**Prompt**
Track down the lines that contain "hair" and copy them.

===== Task data

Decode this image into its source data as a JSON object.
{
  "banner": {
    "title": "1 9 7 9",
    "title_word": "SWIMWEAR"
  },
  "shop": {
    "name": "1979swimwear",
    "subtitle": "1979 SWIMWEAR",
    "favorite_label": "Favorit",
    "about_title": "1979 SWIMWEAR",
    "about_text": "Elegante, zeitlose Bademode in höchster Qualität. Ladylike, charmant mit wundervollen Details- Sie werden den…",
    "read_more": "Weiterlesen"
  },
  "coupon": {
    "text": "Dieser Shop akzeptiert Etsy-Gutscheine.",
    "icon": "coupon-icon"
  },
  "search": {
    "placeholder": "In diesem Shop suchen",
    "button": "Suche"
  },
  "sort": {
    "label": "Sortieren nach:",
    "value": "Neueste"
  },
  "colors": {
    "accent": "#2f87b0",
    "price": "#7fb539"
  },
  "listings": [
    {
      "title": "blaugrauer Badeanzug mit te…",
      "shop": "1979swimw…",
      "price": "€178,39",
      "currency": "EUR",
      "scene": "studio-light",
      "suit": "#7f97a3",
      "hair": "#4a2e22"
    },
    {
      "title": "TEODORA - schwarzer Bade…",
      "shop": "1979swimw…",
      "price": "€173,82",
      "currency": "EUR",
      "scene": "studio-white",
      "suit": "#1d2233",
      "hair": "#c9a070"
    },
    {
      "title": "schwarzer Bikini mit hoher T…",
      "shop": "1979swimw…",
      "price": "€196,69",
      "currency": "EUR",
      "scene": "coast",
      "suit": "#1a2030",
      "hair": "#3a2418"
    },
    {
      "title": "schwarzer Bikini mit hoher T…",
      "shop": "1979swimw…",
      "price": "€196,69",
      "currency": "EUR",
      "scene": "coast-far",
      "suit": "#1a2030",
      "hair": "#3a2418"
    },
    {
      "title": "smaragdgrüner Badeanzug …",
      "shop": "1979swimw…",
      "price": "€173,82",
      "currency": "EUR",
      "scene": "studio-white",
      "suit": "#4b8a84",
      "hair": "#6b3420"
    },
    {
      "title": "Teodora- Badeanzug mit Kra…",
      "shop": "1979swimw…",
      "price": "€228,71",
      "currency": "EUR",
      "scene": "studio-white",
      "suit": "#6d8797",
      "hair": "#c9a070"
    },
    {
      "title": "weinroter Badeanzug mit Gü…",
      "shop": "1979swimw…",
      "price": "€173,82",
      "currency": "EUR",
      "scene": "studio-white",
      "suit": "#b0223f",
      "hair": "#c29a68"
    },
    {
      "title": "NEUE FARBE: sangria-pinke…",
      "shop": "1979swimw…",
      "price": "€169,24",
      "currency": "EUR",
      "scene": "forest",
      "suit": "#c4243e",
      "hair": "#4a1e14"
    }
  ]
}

==========

**The answer**
      "hair": "#4a2e22"
      "hair": "#c9a070"
      "hair": "#3a2418"
      "hair": "#3a2418"
      "hair": "#6b3420"
      "hair": "#c9a070"
      "hair": "#c29a68"
      "hair": "#4a1e14"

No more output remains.